- _PASSAGE GIVEN_:
Note
Access to this page requires authorization. You can try signing in or changing directories.
Access to this page requires authorization. You can try changing directories.
Question
Wednesday, June 30, 2010 9:27 AM
Hello,
Is there a way to automaticaly determine the separator character in C#. I don't know if I should make user to choose characte from a combobox or determine by code. Any helo will be good.
All replies (10)
Wednesday, June 30, 2010 9:37 AM
Personally I would never try an automatic decision. Also Excel works with a number of predefined separators (like ",", ";", "|" just to mention a few).
If you anyway want to implement an automatic decision you "dangerously" ( ;-) ) walk against parsing (a demodè concept nowadays, like the compiler doctrines few programmer knows). You should have a way to analyze the most recurrent "typically not orthodox in sentences" chars in the file and make assumptions. Based on assumptions you should try to pass to your parser the files generated along with the presumed separator, and see if the resultant tables match enough with some "correctness" rule, that you should establish based on the business you are involved in (coordinates? commands? recipes in the cookbook?)
Giuseppe
Wednesday, June 30, 2010 9:51 AM
Given what You have written I'll go with the predefined set in a combobox. The only concern is whether the user will know what is the separator in the file he's opening.
Wednesday, June 30, 2010 10:06 AM
As a hint, don't try to put the chars simply in a combobox, but load the combobox with an enumeration of separators. I would tipically exceed in my academic approach to OOP and produce a class "Separator" and then make a List<ISeparator>, which I would object-bind to combobox putting the list as member of a controller class of the form (MVC pattern is quite useful here). Also if you are more moderate than me, and use vanilla ASCII chars, I would put them as chars (string) values in XML app configuration file section, so to easy future updates.

- _WORK REQUIRED_:
Write the next part of the forum thread about choosing a file's separator character in C#, picking up after its final post. The data has no role in this task.

- _GIVEN DATA_:
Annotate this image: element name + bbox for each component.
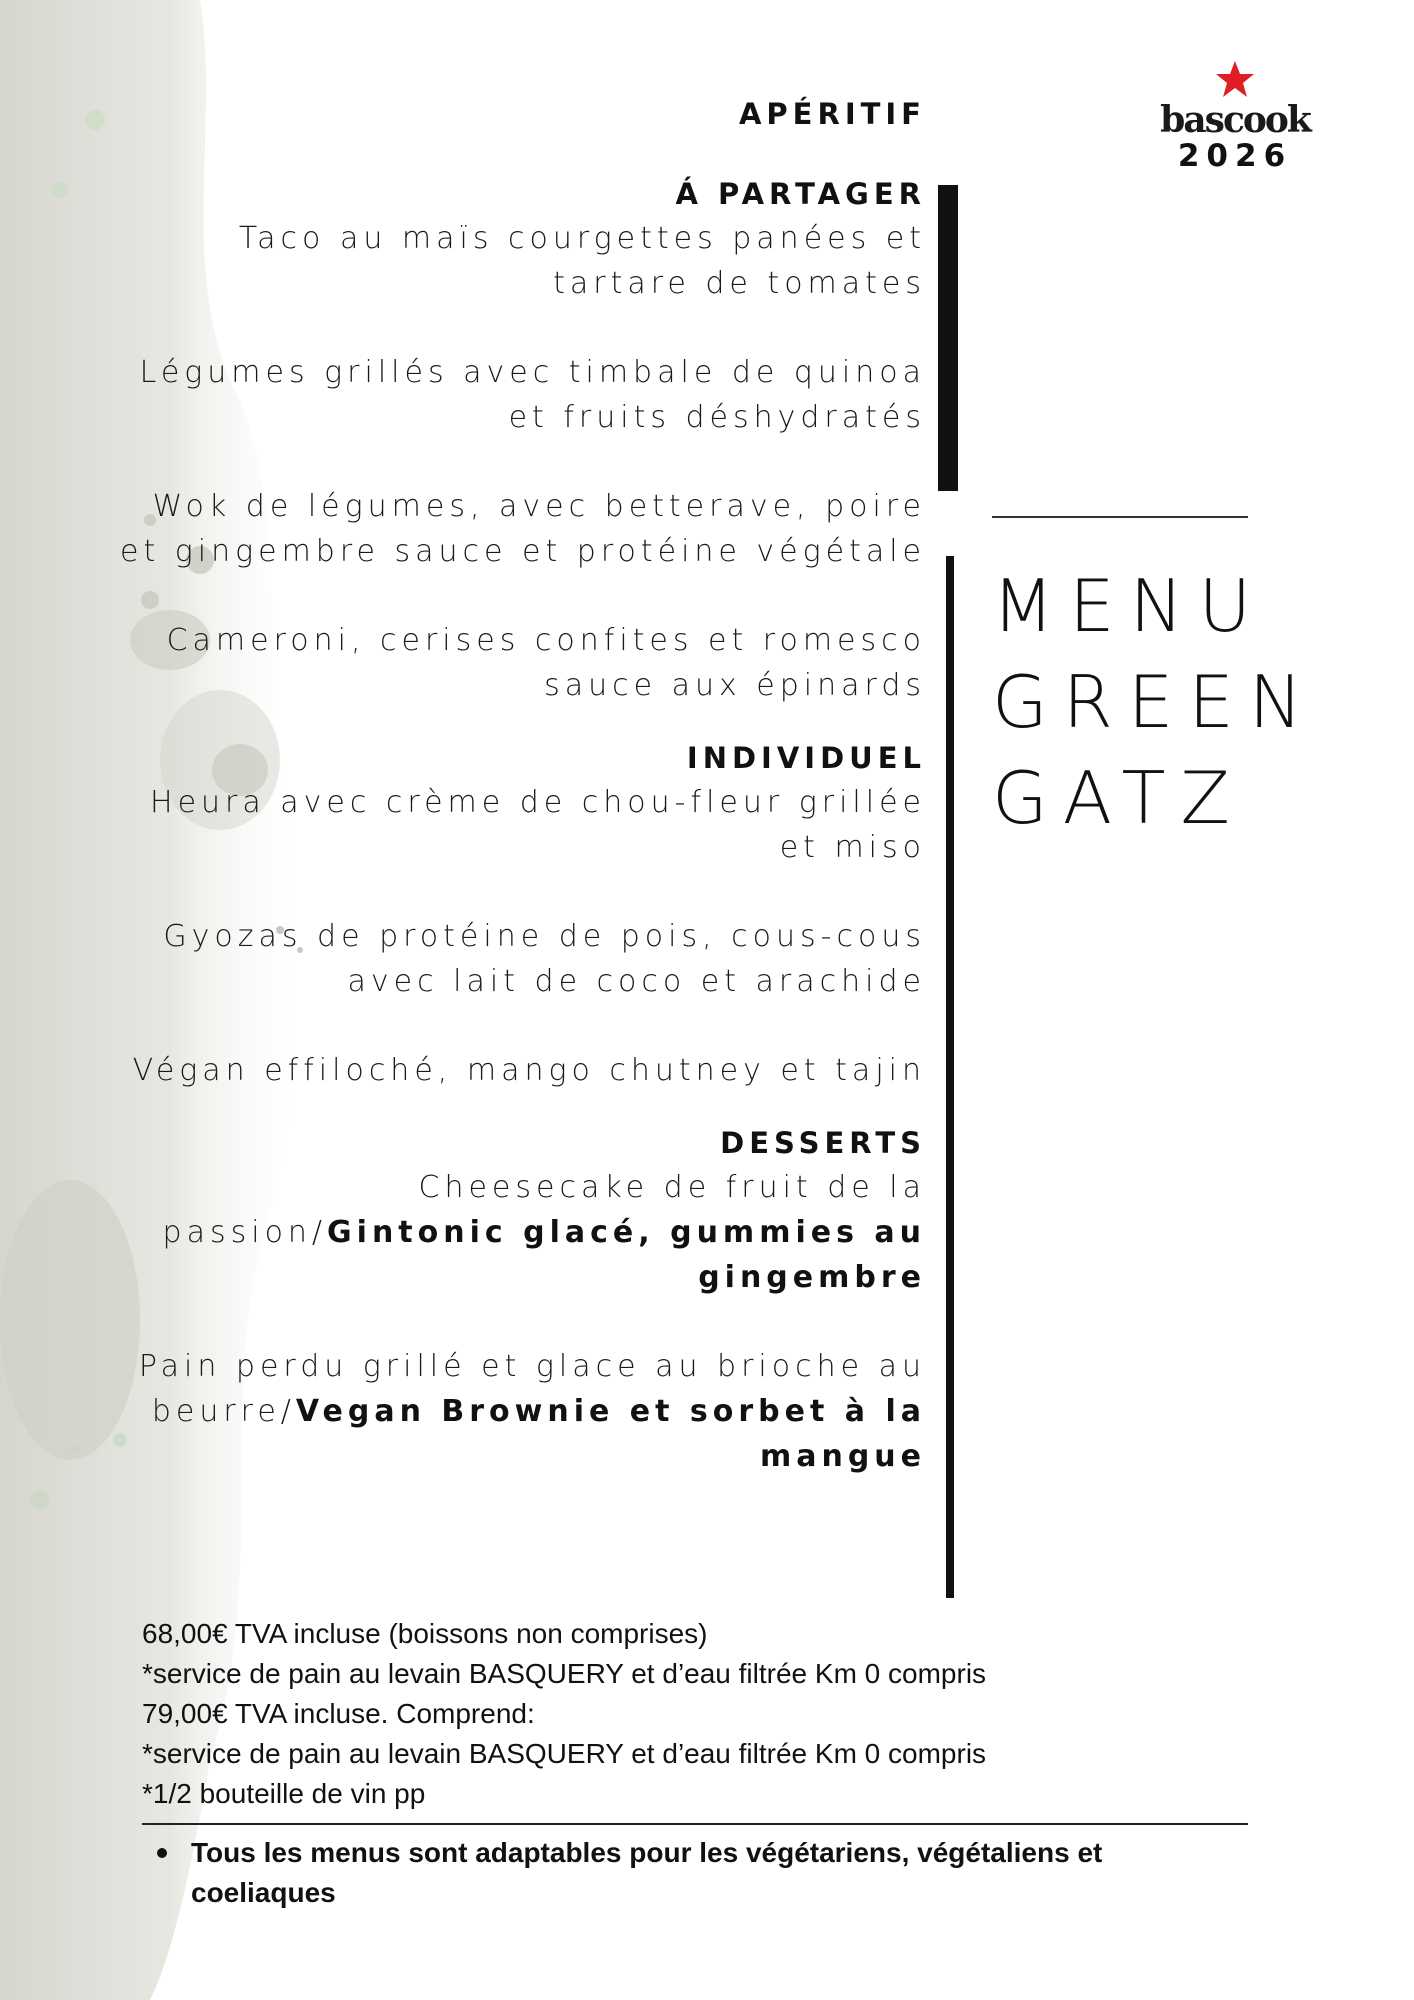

- _RESULT_:
Giuseppe
Wednesday, June 30, 2010 12:41 PM
Automatically determine which is the separator in a comma-separated values file?
Wednesday, June 30, 2010 12:56 PM
Heh, that's what I wondered too. :)
Wednesday, June 30, 2010 1:19 PM
All joking about Comma Separated Values and non-comma separators aside..
You can try to guess, but if you do, you might show the first two or three rows to the user so they can verify and alter parsing parameters (separator char, first-row is header, etc.) if incorrect.
Show me your CSV parsing code and I'll confirm that you did it incorrectly. Ninety-nine out of every one hundred programmers get it wrong. I've lost count of the number of "professional" applications I've seen with broken CSV parsers.
Hint #1: Quotation marks are used where a value includes the separator character.
Hint #2: EOL marks can be part of a value if enclosed in quotation marks.
Hint #3: Quotation marks in values are escaped with double-quotation marks.
Wednesday, June 30, 2010 5:26 PM
Use the TextFieldParser (Reference Microsoft.VisualBasic) and try possible delimiters until you don't get a MalformedLineException while reading the file.
Wednesday, June 30, 2010 9:17 PM
Use the TextFieldParser (Reference Microsoft.VisualBasic) and try possible delimiters until you don't get a MalformedLineException while reading the file.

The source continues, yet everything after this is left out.